■ EXTRACTED DATA:
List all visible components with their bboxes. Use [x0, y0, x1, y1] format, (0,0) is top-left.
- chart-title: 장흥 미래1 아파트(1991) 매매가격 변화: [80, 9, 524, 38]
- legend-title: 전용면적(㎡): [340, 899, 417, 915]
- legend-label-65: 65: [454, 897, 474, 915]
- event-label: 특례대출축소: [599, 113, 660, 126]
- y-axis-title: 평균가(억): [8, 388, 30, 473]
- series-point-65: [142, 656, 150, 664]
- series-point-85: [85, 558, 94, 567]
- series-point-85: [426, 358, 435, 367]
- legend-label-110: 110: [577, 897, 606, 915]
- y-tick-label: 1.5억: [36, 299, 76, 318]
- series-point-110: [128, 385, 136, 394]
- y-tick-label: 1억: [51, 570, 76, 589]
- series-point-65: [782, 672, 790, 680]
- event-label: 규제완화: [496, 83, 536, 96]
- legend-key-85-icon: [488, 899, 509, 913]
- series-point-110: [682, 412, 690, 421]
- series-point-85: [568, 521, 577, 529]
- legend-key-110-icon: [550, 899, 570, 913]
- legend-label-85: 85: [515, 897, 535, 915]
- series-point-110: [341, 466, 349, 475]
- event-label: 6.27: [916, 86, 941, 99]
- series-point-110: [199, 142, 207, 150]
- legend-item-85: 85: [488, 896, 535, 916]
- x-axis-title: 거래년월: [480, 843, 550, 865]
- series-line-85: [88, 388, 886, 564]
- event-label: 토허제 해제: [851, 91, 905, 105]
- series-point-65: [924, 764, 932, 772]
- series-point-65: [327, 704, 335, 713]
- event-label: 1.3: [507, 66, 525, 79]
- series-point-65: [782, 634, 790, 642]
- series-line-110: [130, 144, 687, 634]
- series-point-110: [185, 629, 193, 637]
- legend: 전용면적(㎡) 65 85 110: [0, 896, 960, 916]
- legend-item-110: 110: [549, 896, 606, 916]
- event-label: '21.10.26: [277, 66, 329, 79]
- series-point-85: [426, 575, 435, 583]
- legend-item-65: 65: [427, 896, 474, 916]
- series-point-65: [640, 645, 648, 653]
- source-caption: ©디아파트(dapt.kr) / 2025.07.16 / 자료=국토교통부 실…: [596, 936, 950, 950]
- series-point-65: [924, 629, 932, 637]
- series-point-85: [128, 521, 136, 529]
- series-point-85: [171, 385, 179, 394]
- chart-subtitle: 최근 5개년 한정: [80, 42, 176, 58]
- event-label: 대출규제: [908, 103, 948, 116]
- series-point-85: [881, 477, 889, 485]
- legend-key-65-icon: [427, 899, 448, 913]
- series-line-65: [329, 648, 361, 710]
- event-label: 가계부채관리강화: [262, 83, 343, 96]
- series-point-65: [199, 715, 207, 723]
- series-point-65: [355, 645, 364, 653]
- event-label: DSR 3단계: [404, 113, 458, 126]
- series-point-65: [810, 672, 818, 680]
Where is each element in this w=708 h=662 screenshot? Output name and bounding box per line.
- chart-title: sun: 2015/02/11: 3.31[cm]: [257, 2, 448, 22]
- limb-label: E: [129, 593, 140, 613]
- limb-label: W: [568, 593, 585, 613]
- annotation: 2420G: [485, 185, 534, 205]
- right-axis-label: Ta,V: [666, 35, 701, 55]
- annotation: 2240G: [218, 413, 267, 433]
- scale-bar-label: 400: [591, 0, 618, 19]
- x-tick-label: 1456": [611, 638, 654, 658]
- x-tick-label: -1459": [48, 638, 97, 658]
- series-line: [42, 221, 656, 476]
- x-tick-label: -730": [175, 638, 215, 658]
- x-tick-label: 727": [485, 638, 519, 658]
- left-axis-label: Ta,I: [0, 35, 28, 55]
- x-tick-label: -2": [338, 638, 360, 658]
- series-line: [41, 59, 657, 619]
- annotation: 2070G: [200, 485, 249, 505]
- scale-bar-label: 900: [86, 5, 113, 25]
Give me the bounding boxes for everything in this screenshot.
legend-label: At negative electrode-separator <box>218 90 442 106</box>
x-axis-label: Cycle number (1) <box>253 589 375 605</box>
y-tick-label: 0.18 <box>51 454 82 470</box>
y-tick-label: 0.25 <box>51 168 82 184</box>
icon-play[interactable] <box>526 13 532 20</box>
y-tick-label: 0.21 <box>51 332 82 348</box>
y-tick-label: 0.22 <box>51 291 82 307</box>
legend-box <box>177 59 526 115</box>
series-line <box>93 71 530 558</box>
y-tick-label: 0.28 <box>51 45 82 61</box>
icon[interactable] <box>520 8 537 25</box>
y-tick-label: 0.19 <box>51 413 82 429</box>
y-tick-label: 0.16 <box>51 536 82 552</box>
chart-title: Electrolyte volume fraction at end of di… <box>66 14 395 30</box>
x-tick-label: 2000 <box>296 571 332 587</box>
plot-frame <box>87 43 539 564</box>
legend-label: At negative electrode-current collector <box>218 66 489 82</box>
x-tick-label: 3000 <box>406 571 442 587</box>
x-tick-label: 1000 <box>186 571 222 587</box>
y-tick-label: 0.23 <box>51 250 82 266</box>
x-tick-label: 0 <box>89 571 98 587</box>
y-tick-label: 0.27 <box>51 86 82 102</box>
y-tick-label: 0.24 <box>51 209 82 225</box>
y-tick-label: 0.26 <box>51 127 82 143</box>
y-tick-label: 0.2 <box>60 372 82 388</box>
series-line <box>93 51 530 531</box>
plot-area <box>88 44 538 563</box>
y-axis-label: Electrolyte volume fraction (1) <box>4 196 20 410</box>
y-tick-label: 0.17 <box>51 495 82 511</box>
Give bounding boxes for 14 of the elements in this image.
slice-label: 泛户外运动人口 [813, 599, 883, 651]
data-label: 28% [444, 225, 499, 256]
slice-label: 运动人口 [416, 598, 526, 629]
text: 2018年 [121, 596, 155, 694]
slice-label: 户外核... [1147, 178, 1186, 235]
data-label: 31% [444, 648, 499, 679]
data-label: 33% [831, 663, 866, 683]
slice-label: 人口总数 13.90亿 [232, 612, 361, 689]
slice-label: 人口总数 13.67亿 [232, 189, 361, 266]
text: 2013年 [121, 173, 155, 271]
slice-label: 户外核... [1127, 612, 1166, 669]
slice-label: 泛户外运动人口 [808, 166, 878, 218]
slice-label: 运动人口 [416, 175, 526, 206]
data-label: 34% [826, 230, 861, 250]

■ EXERCISE: Please recast every line of the items above as a JSON list of strings, one string per line, leaving out any blank lines.

■ EXERCISE ANSWER:
[
  "List all visible components with their bboxes. Use [x0, y0, x1, y1] format, (0,0) is top-left.",
  "- chart-title: 장흥 미래1 아파트(1991) 매매가격 변화: [80, 9, 524, 38]",
  "- legend-title: 전용면적(㎡): [340, 899, 417, 915]",
  "- legend-label-65: 65: [454, 897, 474, 915]",
  "- event-label: 특례대출축소: [599, 113, 660, 126]",
  "- y-axis-title: 평균가(억): [8, 388, 30, 473]",
  "- series-point-65: [142, 656, 150, 664]",
  "- series-point-85: [85, 558, 94, 567]",
  "- series-point-85: [426, 358, 435, 367]",
  "- legend-label-110: 110: [577, 897, 606, 915]",
  "- y-tick-label: 1.5억: [36, 299, 76, 318]",
  "- series-point-110: [128, 385, 136, 394]",
  "- y-tick-label: 1억: [51, 570, 76, 589]",
  "- series-point-65: [782, 672, 790, 680]",
  "- event-label: 규제완화: [496, 83, 536, 96]",
  "- legend-key-85-icon: [488, 899, 509, 913]",
  "- series-point-110: [682, 412, 690, 421]",
  "- series-point-85: [568, 521, 577, 529]",
  "- legend-key-110-icon: [550, 899, 570, 913]",
  "- legend-label-85: 85: [515, 897, 535, 915]",
  "- series-point-110: [341, 466, 349, 475]",
  "- event-label: 6.27: [916, 86, 941, 99]",
  "- series-point-110: [199, 142, 207, 150]",
  "- legend-item-85: 85: [488, 896, 535, 916]",
  "- x-axis-title: 거래년월: [480, 843, 550, 865]",
  "- series-line-85: [88, 388, 886, 564]",
  "- event-label: 토허제 해제: [851, 91, 905, 105]",
  "- series-point-65: [924, 764, 932, 772]",
  "- series-point-65: [327, 704, 335, 713]",
  "- event-label: 1.3: [507, 66, 525, 79]",
  "- series-point-65: [782, 634, 790, 642]",
  "- series-line-110: [130, 144, 687, 634]",
  "- series-point-110: [185, 629, 193, 637]",
  "- legend: 전용면적(㎡) 65 85 110: [0, 896, 960, 916]",
  "- legend-item-110: 110: [549, 896, 606, 916]",
  "- event-label: '21.10.26: [277, 66, 329, 79]",
  "- series-point-85: [426, 575, 435, 583]",
  "- legend-item-65: 65: [427, 896, 474, 916]",
  "- series-point-65: [640, 645, 648, 653]",
  "- source-caption: ©디아파트(dapt.kr) / 2025.07.16 / 자료=국토교통부 실…: [596, 936, 950, 950]",
  "- series-point-65: [924, 629, 932, 637]",
  "- series-point-85: [128, 521, 136, 529]",
  "- series-point-85: [171, 385, 179, 394]",
  "- chart-subtitle: 최근 5개년 한정: [80, 42, 176, 58]",
  "- event-label: 대출규제: [908, 103, 948, 116]",
  "- series-point-85: [881, 477, 889, 485]",
  "- legend-key-65-icon: [427, 899, 448, 913]",
  "- series-line-65: [329, 648, 361, 710]",
  "- event-label: 가계부채관리강화: [262, 83, 343, 96]",
  "- series-point-65: [199, 715, 207, 723]",
  "- series-point-65: [355, 645, 364, 653]",
  "- event-label: DSR 3단계: [404, 113, 458, 126]",
  "- series-point-65: [810, 672, 818, 680]",
  "Where is each element in this w=708 h=662 screenshot? Output name and bounding box per line.",
  "- chart-title: sun: 2015/02/11: 3.31[cm]: [257, 2, 448, 22]",
  "- limb-label: E: [129, 593, 140, 613]",
  "- limb-label: W: [568, 593, 585, 613]",
  "- annotation: 2420G: [485, 185, 534, 205]",
  "- right-axis-label: Ta,V: [666, 35, 701, 55]",
  "- annotation: 2240G: [218, 413, 267, 433]",
  "- scale-bar-label: 400: [591, 0, 618, 19]",
  "- x-tick-label: 1456\": [611, 638, 654, 658]",
  "- x-tick-label: -1459\": [48, 638, 97, 658]",
  "- series-line: [42, 221, 656, 476]",
  "- x-tick-label: -730\": [175, 638, 215, 658]",
  "- x-tick-label: 727\": [485, 638, 519, 658]",
  "- left-axis-label: Ta,I: [0, 35, 28, 55]",
  "- x-tick-label: -2\": [338, 638, 360, 658]",
  "- series-line: [41, 59, 657, 619]",
  "- annotation: 2070G: [200, 485, 249, 505]",
  "- scale-bar-label: 900: [86, 5, 113, 25]",
  "Give me the bounding boxes for everything in this screenshot.",
  "legend-label: At negative electrode-separator <box>218 90 442 106</box>",
  "x-axis-label: Cycle number (1) <box>253 589 375 605</box>",
  "y-tick-label: 0.18 <box>51 454 82 470</box>",
  "y-tick-label: 0.25 <box>51 168 82 184</box>",
  "icon-play[interactable] <box>526 13 532 20</box>",
  "y-tick-label: 0.21 <box>51 332 82 348</box>",
  "y-tick-label: 0.22 <box>51 291 82 307</box>",
  "legend-box <box>177 59 526 115</box>",
  "series-line <box>93 71 530 558</box>",
  "y-tick-label: 0.28 <box>51 45 82 61</box>",
  "icon[interactable] <box>520 8 537 25</box>",
  "y-tick-label: 0.19 <box>51 413 82 429</box>",
  "y-tick-label: 0.16 <box>51 536 82 552</box>",
  "chart-title: Electrolyte volume fraction at end of di… <box>66 14 395 30</box>",
  "x-tick-label: 2000 <box>296 571 332 587</box>",
  "plot-frame <box>87 43 539 564</box>",
  "legend-label: At negative electrode-current collector <box>218 66 489 82</box>",
  "x-tick-label: 3000 <box>406 571 442 587</box>",
  "x-tick-label: 1000 <box>186 571 222 587</box>",
  "y-tick-label: 0.23 <box>51 250 82 266</box>",
  "x-tick-label: 0 <box>89 571 98 587</box>",
  "y-tick-label: 0.27 <box>51 86 82 102</box>",
  "y-tick-label: 0.24 <box>51 209 82 225</box>",
  "y-tick-label: 0.26 <box>51 127 82 143</box>",
  "y-tick-label: 0.2 <box>60 372 82 388</box>",
  "series-line <box>93 51 530 531</box>",
  "plot-area <box>88 44 538 563</box>",
  "y-axis-label: Electrolyte volume fraction (1) <box>4 196 20 410</box>",
  "y-tick-label: 0.17 <box>51 495 82 511</box>",
  "Give bounding boxes for 14 of the elements in this image.",
  "slice-label: 泛户外运动人口 [813, 599, 883, 651]",
  "data-label: 28% [444, 225, 499, 256]",
  "slice-label: 运动人口 [416, 598, 526, 629]",
  "text: 2018年 [121, 596, 155, 694]",
  "slice-label: 户外核... [1147, 178, 1186, 235]",
  "data-label: 31% [444, 648, 499, 679]",
  "data-label: 33% [831, 663, 866, 683]",
  "slice-label: 人口总数 13.90亿 [232, 612, 361, 689]",
  "slice-label: 人口总数 13.67亿 [232, 189, 361, 266]",
  "text: 2013年 [121, 173, 155, 271]",
  "slice-label: 户外核... [1127, 612, 1166, 669]",
  "slice-label: 泛户外运动人口 [808, 166, 878, 218]",
  "slice-label: 运动人口 [416, 175, 526, 206]",
  "data-label: 34% [826, 230, 861, 250]"
]